▸ RECORD LIST:
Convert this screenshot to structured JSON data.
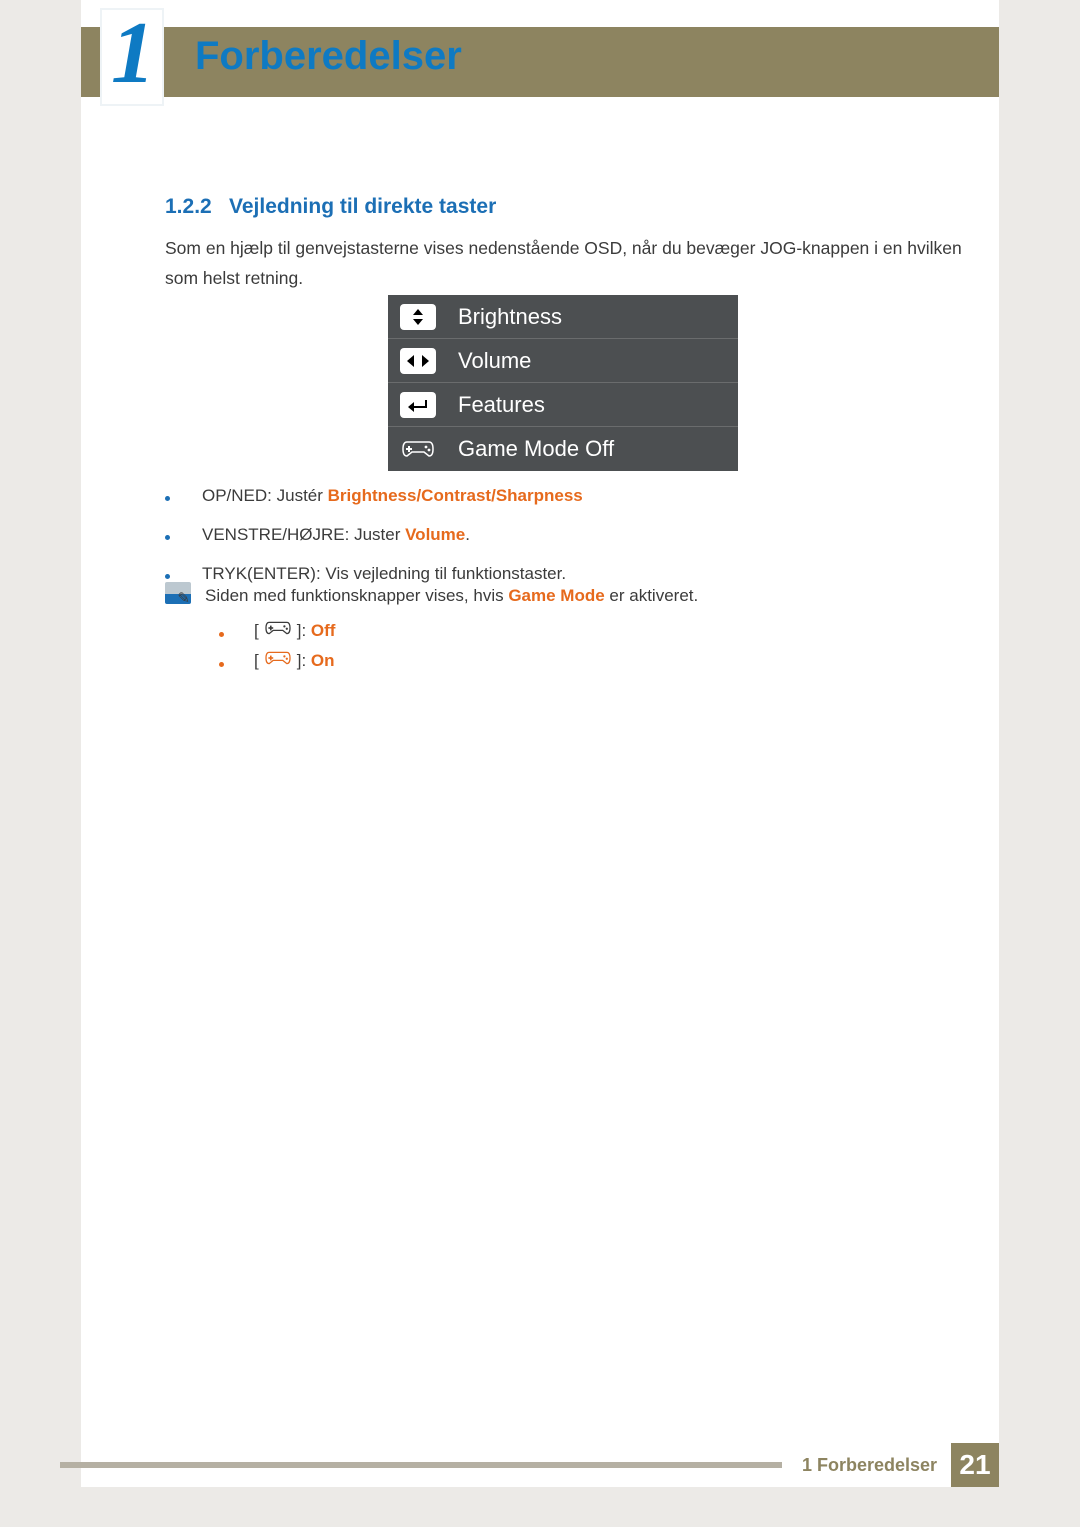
{
  "header": {
    "chapter_number": "1",
    "chapter_title": "Forberedelser"
  },
  "section": {
    "number": "1.2.2",
    "title": "Vejledning til direkte taster",
    "intro": "Som en hjælp til genvejstasterne vises nedenstående OSD, når du bevæger JOG-knappen i en hvilken som helst retning."
  },
  "osd": {
    "rows": [
      {
        "icon": "up-down-icon",
        "label": "Brightness"
      },
      {
        "icon": "left-right-icon",
        "label": "Volume"
      },
      {
        "icon": "enter-icon",
        "label": "Features"
      },
      {
        "icon": "gamepad-icon",
        "label": "Game Mode Off",
        "plain": true
      }
    ]
  },
  "bullets": [
    {
      "prefix": "OP/NED: Justér ",
      "red": "Brightness",
      "sep1": "/",
      "red2": "Contrast",
      "sep2": "/",
      "red3": "Sharpness"
    },
    {
      "prefix": "VENSTRE/HØJRE: Juster ",
      "red": "Volume",
      "suffix": "."
    },
    {
      "prefix": "TRYK(ENTER): Vis vejledning til funktionstaster."
    }
  ],
  "note": {
    "text_pre": "Siden med funktionsknapper vises, hvis ",
    "text_red": "Game Mode",
    "text_post": " er aktiveret.",
    "items": [
      {
        "icon_color": "#3b3b3b",
        "state": "Off"
      },
      {
        "icon_color": "#e66a1d",
        "state": "On"
      }
    ]
  },
  "footer": {
    "text": "1 Forberedelser",
    "page": "21"
  }
}
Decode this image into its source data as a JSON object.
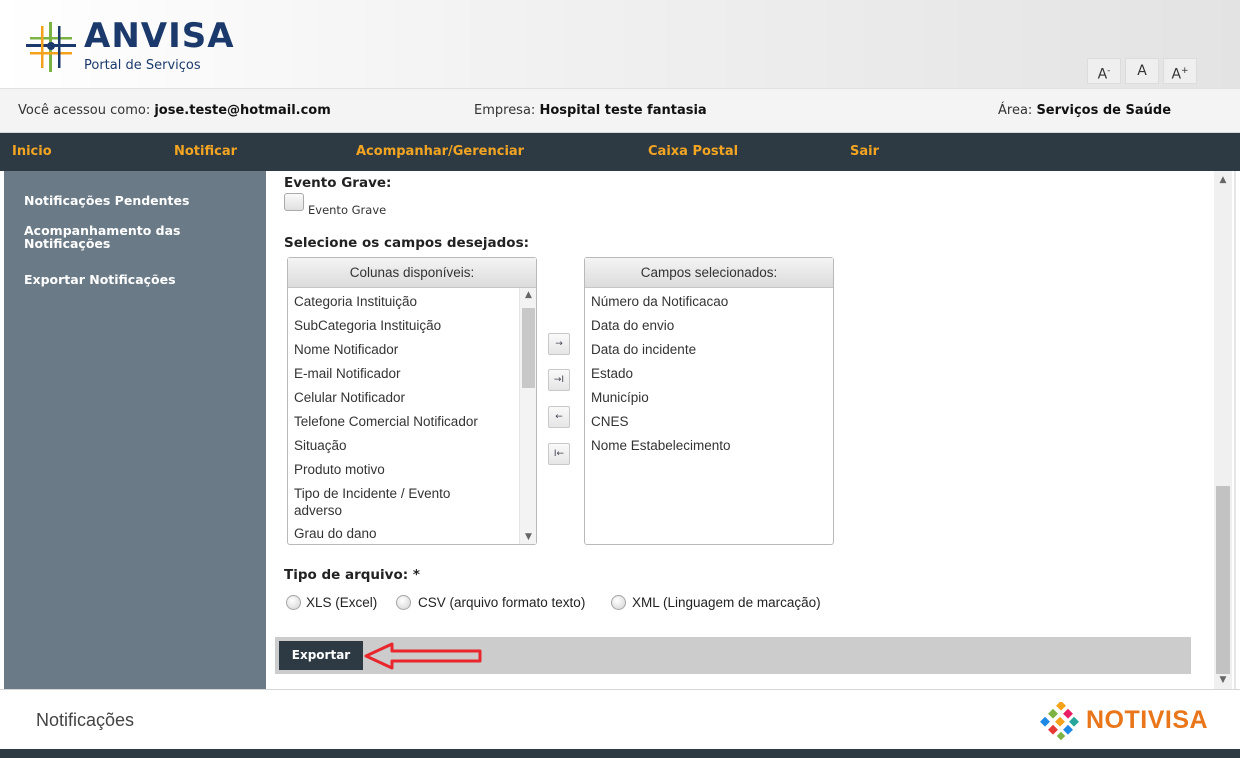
{
  "header": {
    "logo_title": "ANVISA",
    "logo_subtitle": "Portal de Serviços",
    "font_tools": {
      "decrease": "A",
      "decrease_sup": "-",
      "normal": "A",
      "increase": "A",
      "increase_sup": "+"
    }
  },
  "userbar": {
    "user_label": "Você acessou como:",
    "user_value": "jose.teste@hotmail.com",
    "company_label": "Empresa:",
    "company_value": "Hospital teste fantasia",
    "area_label": "Área:",
    "area_value": "Serviços de Saúde"
  },
  "nav": {
    "items": [
      "Inicio",
      "Notificar",
      "Acompanhar/Gerenciar",
      "Caixa Postal",
      "Sair"
    ]
  },
  "sidebar": {
    "items": [
      "Notificações Pendentes",
      "Acompanhamento das Notificações",
      "Exportar Notificações"
    ]
  },
  "form": {
    "evento_grave_heading": "Evento Grave:",
    "evento_grave_checkbox_label": "Evento Grave",
    "fields_heading": "Selecione os campos desejados:",
    "available_header": "Colunas disponíveis:",
    "available_items": [
      "Categoria Instituição",
      "SubCategoria Instituição",
      "Nome Notificador",
      "E-mail Notificador",
      "Celular Notificador",
      "Telefone Comercial Notificador",
      "Situação",
      "Produto motivo",
      "Tipo de Incidente / Evento adverso",
      "Grau do dano"
    ],
    "selected_header": "Campos selecionados:",
    "selected_items": [
      "Número da Notificacao",
      "Data do envio",
      "Data do incidente",
      "Estado",
      "Município",
      "CNES",
      "Nome Estabelecimento"
    ],
    "move_buttons": [
      "→",
      "→I",
      "←",
      "I←"
    ],
    "file_type_heading": "Tipo de arquivo: *",
    "file_types": [
      "XLS (Excel)",
      "CSV (arquivo formato texto)",
      "XML (Linguagem de marcação)"
    ],
    "export_label": "Exportar"
  },
  "footer": {
    "title": "Notificações",
    "brand": "NOTIVISA"
  },
  "colors": {
    "nav_bg": "#2d3a44",
    "nav_text": "#f3a521",
    "sidebar_bg": "#6a7a86",
    "brand_orange": "#e9761a",
    "annotation_arrow": "#e8262b"
  }
}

▸ AIM OF THE TASK:
Find how many of the lines above have the word "Tipo" in them. State only that number.

▸ PROBLEM SOLUTION:
2